--- start ---

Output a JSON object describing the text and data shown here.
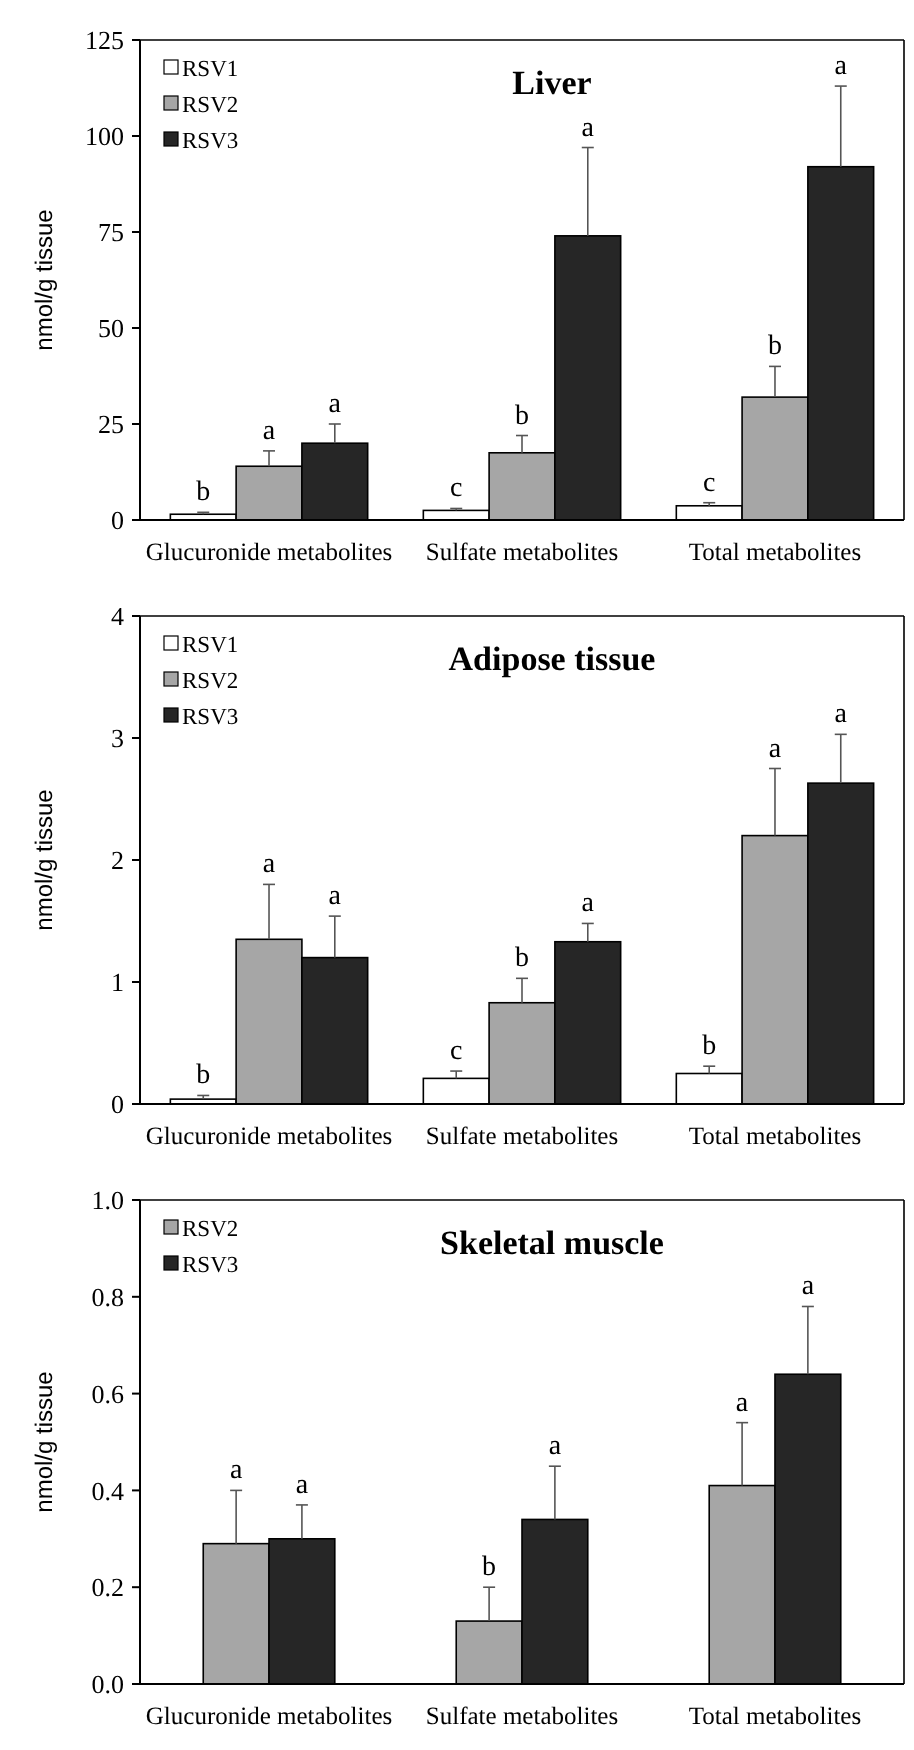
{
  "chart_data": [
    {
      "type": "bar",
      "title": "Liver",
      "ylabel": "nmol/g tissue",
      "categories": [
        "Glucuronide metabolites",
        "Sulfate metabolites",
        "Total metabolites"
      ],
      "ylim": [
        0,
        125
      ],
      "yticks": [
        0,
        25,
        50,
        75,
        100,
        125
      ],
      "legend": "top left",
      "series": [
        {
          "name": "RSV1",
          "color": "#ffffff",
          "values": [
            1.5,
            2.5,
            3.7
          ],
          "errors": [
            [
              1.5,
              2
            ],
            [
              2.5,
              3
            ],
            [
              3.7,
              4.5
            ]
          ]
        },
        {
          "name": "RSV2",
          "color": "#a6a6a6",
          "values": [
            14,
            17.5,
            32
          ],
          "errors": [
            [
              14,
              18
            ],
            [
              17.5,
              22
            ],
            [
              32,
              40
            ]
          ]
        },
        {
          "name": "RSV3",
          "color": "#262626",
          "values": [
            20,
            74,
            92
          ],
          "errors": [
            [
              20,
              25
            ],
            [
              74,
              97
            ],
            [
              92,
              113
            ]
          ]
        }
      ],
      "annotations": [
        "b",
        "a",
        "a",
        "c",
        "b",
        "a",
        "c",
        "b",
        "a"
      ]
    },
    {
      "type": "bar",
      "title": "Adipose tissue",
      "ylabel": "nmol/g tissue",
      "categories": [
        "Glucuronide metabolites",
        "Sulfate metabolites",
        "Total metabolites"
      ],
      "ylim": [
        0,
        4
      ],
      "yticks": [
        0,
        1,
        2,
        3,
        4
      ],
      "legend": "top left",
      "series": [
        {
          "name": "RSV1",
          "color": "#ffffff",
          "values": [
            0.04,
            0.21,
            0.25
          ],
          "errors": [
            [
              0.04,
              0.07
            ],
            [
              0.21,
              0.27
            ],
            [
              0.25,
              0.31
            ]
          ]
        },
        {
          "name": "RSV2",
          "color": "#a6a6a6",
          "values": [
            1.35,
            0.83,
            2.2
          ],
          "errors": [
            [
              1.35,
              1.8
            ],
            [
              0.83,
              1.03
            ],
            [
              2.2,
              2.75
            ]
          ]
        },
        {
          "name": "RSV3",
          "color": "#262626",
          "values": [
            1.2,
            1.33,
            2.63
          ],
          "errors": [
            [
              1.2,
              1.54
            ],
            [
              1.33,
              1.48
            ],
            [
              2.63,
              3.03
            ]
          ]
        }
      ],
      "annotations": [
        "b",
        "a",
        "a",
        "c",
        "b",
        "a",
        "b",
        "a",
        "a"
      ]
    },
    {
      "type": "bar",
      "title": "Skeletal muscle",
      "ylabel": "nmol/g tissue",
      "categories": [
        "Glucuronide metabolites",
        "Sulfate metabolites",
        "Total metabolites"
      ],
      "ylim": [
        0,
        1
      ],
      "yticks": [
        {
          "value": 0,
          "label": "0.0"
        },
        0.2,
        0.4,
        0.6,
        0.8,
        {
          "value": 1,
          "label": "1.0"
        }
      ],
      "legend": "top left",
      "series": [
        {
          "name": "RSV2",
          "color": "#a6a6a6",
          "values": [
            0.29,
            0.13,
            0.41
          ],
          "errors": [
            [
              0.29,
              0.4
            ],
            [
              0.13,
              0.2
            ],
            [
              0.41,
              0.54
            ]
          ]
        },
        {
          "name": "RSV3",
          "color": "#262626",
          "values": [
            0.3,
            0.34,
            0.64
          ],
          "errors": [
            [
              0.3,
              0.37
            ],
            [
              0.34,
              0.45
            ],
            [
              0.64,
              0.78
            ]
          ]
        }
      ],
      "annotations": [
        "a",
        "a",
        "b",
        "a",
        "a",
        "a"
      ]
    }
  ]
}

--- end ---

_WRITTEN INSTRUCTION:_ Transcribe every line from the records above without alteration, and leave out the images.

_ANSWER TO THIS PROBLEM:_
Output a JSON object describing the text and data shown here.
{
  "chart_data": [
    {
      "type": "bar",
      "title": "Liver",
      "ylabel": "nmol/g tissue",
      "categories": [
        "Glucuronide metabolites",
        "Sulfate metabolites",
        "Total metabolites"
      ],
      "ylim": [
        0,
        125
      ],
      "yticks": [
        0,
        25,
        50,
        75,
        100,
        125
      ],
      "legend": "top left",
      "series": [
        {
          "name": "RSV1",
          "color": "#ffffff",
          "values": [
            1.5,
            2.5,
            3.7
          ],
          "errors": [
            [
              1.5,
              2
            ],
            [
              2.5,
              3
            ],
            [
              3.7,
              4.5
            ]
          ]
        },
        {
          "name": "RSV2",
          "color": "#a6a6a6",
          "values": [
            14,
            17.5,
            32
          ],
          "errors": [
            [
              14,
              18
            ],
            [
              17.5,
              22
            ],
            [
              32,
              40
            ]
          ]
        },
        {
          "name": "RSV3",
          "color": "#262626",
          "values": [
            20,
            74,
            92
          ],
          "errors": [
            [
              20,
              25
            ],
            [
              74,
              97
            ],
            [
              92,
              113
            ]
          ]
        }
      ],
      "annotations": [
        "b",
        "a",
        "a",
        "c",
        "b",
        "a",
        "c",
        "b",
        "a"
      ]
    },
    {
      "type": "bar",
      "title": "Adipose tissue",
      "ylabel": "nmol/g tissue",
      "categories": [
        "Glucuronide metabolites",
        "Sulfate metabolites",
        "Total metabolites"
      ],
      "ylim": [
        0,
        4
      ],
      "yticks": [
        0,
        1,
        2,
        3,
        4
      ],
      "legend": "top left",
      "series": [
        {
          "name": "RSV1",
          "color": "#ffffff",
          "values": [
            0.04,
            0.21,
            0.25
          ],
          "errors": [
            [
              0.04,
              0.07
            ],
            [
              0.21,
              0.27
            ],
            [
              0.25,
              0.31
            ]
          ]
        },
        {
          "name": "RSV2",
          "color": "#a6a6a6",
          "values": [
            1.35,
            0.83,
            2.2
          ],
          "errors": [
            [
              1.35,
              1.8
            ],
            [
              0.83,
              1.03
            ],
            [
              2.2,
              2.75
            ]
          ]
        },
        {
          "name": "RSV3",
          "color": "#262626",
          "values": [
            1.2,
            1.33,
            2.63
          ],
          "errors": [
            [
              1.2,
              1.54
            ],
            [
              1.33,
              1.48
            ],
            [
              2.63,
              3.03
            ]
          ]
        }
      ],
      "annotations": [
        "b",
        "a",
        "a",
        "c",
        "b",
        "a",
        "b",
        "a",
        "a"
      ]
    },
    {
      "type": "bar",
      "title": "Skeletal muscle",
      "ylabel": "nmol/g tissue",
      "categories": [
        "Glucuronide metabolites",
        "Sulfate metabolites",
        "Total metabolites"
      ],
      "ylim": [
        0,
        1
      ],
      "yticks": [
        {
          "value": 0,
          "label": "0.0"
        },
        0.2,
        0.4,
        0.6,
        0.8,
        {
          "value": 1,
          "label": "1.0"
        }
      ],
      "legend": "top left",
      "series": [
        {
          "name": "RSV2",
          "color": "#a6a6a6",
          "values": [
            0.29,
            0.13,
            0.41
          ],
          "errors": [
            [
              0.29,
              0.4
            ],
            [
              0.13,
              0.2
            ],
            [
              0.41,
              0.54
            ]
          ]
        },
        {
          "name": "RSV3",
          "color": "#262626",
          "values": [
            0.3,
            0.34,
            0.64
          ],
          "errors": [
            [
              0.3,
              0.37
            ],
            [
              0.34,
              0.45
            ],
            [
              0.64,
              0.78
            ]
          ]
        }
      ],
      "annotations": [
        "a",
        "a",
        "b",
        "a",
        "a",
        "a"
      ]
    }
  ]
}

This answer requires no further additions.